§ **EXERCISE REQUIREMENTS**
Copy the line containing "Serialize everything readable", then all lines after it up to and including the final line of the material, exactly and without additions.

________

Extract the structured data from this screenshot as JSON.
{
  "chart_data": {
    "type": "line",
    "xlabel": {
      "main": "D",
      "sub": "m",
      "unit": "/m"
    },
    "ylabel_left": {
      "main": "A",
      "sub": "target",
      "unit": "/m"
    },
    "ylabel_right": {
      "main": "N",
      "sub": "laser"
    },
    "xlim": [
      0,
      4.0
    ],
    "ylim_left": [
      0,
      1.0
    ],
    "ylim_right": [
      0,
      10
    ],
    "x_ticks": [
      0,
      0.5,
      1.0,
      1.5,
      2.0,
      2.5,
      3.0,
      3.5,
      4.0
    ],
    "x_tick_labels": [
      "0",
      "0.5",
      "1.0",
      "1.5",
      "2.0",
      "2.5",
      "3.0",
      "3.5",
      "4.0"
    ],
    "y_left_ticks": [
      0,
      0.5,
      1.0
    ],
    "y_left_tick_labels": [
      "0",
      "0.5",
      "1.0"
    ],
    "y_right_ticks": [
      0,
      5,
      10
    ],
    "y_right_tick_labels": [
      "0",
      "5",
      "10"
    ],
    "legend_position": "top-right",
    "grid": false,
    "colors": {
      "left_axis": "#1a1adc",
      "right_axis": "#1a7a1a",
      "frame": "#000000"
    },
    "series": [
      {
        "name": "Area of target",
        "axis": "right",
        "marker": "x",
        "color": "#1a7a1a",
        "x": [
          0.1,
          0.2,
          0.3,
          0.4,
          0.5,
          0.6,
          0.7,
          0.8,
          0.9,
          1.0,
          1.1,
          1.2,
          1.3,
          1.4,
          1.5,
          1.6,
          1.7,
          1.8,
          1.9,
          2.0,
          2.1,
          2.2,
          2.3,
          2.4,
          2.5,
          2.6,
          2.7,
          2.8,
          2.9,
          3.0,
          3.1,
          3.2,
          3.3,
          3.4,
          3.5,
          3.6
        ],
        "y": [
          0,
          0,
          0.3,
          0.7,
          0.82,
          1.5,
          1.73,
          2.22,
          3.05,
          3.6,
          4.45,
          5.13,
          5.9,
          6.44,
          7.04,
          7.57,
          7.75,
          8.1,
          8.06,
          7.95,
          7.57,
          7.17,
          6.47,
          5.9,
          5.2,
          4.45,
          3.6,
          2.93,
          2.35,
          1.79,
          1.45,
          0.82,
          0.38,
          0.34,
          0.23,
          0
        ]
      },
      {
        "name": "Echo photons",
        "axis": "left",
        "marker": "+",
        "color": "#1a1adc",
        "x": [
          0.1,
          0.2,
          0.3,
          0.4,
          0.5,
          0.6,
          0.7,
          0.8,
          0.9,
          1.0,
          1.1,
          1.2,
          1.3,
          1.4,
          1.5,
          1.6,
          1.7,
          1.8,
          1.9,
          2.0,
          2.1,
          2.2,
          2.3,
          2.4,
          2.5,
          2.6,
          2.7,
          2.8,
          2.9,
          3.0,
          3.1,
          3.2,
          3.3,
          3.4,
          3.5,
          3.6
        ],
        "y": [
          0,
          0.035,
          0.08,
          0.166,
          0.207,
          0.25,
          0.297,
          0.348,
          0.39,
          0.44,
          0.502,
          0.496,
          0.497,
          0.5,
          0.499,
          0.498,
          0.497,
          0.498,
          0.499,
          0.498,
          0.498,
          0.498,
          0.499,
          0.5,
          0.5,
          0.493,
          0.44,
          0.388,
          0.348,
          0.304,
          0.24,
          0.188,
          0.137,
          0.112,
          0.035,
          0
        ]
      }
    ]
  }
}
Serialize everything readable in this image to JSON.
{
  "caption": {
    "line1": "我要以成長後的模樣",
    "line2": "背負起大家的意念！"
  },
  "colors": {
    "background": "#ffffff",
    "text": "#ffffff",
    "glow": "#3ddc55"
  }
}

________

§ **THE RESPONSE**
Serialize everything readable in this image to JSON.
{
  "caption": {
    "line1": "我要以成長後的模樣",
    "line2": "背負起大家的意念！"
  },
  "colors": {
    "background": "#ffffff",
    "text": "#ffffff",
    "glow": "#3ddc55"
  }
}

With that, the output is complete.